▸ **EXERCISE DIRECTIONS**
Work out how many lines have "Prototype" in them. Give only that number.

▸ **RECORDS TO PROCESS**
-- START --
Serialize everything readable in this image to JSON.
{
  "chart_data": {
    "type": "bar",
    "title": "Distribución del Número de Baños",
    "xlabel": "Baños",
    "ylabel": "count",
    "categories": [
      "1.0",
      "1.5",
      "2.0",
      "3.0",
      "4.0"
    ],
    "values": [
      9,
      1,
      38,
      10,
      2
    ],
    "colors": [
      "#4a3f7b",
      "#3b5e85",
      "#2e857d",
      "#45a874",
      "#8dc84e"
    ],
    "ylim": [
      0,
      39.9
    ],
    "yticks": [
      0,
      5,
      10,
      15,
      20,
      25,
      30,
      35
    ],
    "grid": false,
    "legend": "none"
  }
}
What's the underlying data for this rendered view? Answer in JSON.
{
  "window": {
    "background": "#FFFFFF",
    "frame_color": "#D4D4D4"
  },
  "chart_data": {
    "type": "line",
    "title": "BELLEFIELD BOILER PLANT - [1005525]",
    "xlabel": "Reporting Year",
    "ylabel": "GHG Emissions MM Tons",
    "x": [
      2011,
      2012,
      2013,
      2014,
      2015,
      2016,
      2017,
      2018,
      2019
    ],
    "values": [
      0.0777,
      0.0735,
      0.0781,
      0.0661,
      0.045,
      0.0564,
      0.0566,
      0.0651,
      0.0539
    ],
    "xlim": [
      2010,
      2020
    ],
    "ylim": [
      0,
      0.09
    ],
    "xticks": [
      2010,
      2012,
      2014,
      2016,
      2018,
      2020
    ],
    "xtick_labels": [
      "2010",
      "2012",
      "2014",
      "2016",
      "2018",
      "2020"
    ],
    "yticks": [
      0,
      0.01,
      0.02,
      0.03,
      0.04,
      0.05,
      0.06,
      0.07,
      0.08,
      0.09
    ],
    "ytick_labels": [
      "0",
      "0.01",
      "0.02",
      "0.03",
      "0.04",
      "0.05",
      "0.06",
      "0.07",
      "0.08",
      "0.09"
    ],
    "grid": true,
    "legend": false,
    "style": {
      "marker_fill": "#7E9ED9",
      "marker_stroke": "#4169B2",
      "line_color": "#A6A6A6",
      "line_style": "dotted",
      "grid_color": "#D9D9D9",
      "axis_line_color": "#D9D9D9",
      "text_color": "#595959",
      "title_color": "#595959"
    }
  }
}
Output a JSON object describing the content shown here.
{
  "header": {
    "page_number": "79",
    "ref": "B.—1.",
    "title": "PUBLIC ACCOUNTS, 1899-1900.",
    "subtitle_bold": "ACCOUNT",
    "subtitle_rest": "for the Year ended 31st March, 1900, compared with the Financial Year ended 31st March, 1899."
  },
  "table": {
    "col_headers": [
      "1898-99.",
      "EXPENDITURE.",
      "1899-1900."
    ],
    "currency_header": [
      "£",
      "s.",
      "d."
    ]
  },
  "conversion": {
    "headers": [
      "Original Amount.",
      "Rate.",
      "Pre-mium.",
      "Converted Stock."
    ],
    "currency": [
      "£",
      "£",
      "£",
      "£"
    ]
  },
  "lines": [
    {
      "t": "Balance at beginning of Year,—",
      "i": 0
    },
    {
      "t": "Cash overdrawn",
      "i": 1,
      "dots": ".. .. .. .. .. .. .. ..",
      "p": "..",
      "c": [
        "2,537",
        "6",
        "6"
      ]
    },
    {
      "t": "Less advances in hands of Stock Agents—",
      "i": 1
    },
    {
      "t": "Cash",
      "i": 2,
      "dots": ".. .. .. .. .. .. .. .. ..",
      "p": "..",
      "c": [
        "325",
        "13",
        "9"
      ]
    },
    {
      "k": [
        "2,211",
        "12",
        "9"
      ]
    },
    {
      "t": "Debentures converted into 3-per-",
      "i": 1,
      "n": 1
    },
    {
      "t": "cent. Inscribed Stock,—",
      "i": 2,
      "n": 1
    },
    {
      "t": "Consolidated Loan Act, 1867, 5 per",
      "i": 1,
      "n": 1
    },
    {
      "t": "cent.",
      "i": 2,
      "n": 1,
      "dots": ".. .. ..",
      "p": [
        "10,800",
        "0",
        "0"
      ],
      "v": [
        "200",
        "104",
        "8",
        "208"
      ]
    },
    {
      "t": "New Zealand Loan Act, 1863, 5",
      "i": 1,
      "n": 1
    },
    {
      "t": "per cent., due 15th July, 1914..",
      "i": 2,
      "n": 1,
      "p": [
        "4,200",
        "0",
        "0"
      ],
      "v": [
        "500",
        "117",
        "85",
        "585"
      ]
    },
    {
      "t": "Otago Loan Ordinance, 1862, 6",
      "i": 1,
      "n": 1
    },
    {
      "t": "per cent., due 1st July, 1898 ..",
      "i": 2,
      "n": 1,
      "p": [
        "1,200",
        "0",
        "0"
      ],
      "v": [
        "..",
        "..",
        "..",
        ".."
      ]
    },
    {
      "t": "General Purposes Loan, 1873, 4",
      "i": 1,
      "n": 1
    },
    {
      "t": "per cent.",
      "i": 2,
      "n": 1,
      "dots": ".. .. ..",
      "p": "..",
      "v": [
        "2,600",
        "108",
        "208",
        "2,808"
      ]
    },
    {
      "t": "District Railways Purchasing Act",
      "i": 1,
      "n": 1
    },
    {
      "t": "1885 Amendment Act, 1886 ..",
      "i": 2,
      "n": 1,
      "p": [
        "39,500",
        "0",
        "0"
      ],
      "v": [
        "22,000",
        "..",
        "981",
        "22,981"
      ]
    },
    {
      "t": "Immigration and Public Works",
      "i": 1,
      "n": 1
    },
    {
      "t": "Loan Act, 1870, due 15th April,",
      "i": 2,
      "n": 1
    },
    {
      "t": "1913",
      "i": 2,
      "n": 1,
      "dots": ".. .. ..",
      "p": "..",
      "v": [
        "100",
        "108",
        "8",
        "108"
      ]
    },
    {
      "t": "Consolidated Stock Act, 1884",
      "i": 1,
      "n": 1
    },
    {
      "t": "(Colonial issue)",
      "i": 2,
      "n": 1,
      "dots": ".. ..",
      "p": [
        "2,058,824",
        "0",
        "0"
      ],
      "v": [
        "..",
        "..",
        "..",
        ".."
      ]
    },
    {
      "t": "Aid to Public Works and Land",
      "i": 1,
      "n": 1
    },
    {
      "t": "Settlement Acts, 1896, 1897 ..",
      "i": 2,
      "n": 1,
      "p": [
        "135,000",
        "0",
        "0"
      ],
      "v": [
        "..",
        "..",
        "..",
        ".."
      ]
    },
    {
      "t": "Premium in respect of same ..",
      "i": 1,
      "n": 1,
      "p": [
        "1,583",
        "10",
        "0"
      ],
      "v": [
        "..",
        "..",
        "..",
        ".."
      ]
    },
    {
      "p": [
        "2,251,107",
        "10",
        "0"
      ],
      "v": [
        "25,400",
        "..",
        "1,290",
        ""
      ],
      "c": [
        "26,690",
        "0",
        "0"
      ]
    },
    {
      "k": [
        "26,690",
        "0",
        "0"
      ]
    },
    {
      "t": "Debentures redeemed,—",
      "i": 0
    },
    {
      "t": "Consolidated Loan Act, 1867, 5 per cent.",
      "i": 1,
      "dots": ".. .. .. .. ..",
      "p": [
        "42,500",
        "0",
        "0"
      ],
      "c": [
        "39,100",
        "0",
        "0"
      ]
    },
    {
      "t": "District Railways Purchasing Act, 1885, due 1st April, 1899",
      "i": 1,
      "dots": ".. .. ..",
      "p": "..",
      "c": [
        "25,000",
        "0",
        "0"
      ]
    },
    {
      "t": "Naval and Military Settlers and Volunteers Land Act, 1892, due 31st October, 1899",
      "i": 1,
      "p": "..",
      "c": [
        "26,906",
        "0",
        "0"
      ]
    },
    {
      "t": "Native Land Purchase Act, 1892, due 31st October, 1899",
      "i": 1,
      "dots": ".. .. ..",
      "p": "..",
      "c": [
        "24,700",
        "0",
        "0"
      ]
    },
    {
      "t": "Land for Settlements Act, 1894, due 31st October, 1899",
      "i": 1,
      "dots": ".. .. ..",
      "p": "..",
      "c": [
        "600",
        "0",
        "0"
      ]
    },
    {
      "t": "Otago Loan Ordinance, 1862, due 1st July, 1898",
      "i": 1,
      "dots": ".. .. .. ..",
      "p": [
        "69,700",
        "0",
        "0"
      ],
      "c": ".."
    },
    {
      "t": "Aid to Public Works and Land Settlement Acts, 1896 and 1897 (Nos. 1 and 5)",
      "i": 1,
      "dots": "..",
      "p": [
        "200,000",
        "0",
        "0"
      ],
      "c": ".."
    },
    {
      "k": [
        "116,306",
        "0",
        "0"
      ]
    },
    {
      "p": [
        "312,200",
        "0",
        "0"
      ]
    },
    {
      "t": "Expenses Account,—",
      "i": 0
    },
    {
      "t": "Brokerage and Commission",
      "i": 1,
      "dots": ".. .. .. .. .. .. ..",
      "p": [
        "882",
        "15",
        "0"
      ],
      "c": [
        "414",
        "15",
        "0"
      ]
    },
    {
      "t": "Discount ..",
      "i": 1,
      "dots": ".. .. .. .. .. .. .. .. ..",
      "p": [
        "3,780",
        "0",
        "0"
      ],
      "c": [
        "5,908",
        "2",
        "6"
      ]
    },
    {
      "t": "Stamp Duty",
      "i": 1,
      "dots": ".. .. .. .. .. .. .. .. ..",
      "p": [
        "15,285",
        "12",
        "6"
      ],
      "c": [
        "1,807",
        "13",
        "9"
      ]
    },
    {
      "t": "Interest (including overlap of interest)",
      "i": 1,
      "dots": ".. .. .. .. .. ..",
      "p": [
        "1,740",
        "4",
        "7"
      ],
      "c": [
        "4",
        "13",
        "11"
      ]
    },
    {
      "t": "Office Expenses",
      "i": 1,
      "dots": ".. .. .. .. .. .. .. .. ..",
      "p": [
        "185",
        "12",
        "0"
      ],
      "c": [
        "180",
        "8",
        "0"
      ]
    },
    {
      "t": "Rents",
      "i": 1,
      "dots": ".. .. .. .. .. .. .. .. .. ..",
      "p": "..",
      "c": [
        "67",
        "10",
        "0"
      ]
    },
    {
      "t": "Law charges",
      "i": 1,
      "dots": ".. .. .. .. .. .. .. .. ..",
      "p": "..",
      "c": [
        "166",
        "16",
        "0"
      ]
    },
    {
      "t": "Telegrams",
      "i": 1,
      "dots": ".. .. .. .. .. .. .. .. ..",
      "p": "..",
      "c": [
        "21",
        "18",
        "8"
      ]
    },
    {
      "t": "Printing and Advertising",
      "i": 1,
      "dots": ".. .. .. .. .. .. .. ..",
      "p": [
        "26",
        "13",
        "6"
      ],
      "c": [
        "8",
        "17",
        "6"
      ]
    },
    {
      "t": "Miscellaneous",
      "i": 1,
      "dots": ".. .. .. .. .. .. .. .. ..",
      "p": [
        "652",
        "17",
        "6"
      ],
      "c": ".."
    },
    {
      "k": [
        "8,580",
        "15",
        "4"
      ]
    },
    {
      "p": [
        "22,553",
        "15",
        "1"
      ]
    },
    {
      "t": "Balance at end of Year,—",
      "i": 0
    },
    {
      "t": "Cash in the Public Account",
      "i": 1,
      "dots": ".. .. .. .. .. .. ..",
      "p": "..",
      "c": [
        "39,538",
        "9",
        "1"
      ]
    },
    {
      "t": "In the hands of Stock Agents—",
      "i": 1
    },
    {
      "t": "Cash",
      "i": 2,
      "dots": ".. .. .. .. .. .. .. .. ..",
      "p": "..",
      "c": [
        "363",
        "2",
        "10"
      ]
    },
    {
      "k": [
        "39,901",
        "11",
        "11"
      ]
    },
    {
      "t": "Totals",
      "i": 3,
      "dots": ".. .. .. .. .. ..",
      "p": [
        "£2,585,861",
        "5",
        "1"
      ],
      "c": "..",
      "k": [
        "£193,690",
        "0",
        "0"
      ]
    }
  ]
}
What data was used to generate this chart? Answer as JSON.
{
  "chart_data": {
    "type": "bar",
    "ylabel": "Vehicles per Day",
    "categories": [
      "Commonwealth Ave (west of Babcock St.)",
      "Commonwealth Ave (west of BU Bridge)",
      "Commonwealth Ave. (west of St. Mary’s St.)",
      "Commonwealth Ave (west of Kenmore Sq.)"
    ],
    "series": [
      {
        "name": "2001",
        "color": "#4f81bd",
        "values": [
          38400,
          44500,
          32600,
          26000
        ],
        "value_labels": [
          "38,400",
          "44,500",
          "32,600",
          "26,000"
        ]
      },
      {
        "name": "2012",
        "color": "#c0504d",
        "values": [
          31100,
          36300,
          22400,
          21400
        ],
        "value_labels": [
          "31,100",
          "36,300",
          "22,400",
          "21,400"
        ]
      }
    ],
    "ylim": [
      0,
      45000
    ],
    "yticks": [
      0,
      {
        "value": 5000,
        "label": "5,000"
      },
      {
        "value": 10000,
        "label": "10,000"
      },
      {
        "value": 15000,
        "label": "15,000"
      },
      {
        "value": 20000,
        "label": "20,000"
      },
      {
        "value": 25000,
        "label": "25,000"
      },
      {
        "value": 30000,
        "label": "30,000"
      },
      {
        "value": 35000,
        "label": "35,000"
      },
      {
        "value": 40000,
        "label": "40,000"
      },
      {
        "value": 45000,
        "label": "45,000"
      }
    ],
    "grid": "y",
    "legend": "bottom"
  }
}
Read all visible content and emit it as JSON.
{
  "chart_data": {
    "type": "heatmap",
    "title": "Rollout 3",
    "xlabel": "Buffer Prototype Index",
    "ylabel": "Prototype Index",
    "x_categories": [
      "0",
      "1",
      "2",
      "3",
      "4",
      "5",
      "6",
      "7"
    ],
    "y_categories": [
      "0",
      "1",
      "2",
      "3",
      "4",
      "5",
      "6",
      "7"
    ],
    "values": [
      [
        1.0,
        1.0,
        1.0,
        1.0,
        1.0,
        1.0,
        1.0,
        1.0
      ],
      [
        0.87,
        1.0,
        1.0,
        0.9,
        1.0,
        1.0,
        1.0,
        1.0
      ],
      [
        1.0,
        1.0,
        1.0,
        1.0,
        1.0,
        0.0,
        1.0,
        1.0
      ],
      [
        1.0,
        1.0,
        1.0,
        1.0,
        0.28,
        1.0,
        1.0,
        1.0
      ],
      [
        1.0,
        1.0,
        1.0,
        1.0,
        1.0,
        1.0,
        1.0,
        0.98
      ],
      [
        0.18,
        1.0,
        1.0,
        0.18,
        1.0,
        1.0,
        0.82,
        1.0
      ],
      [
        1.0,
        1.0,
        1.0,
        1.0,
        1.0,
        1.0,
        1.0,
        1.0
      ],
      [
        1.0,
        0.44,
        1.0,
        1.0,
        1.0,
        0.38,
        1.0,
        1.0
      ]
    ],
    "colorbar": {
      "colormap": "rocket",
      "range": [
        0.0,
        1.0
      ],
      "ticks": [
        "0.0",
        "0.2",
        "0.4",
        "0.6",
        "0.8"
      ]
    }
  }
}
-- END --
▸ **RESULT**
2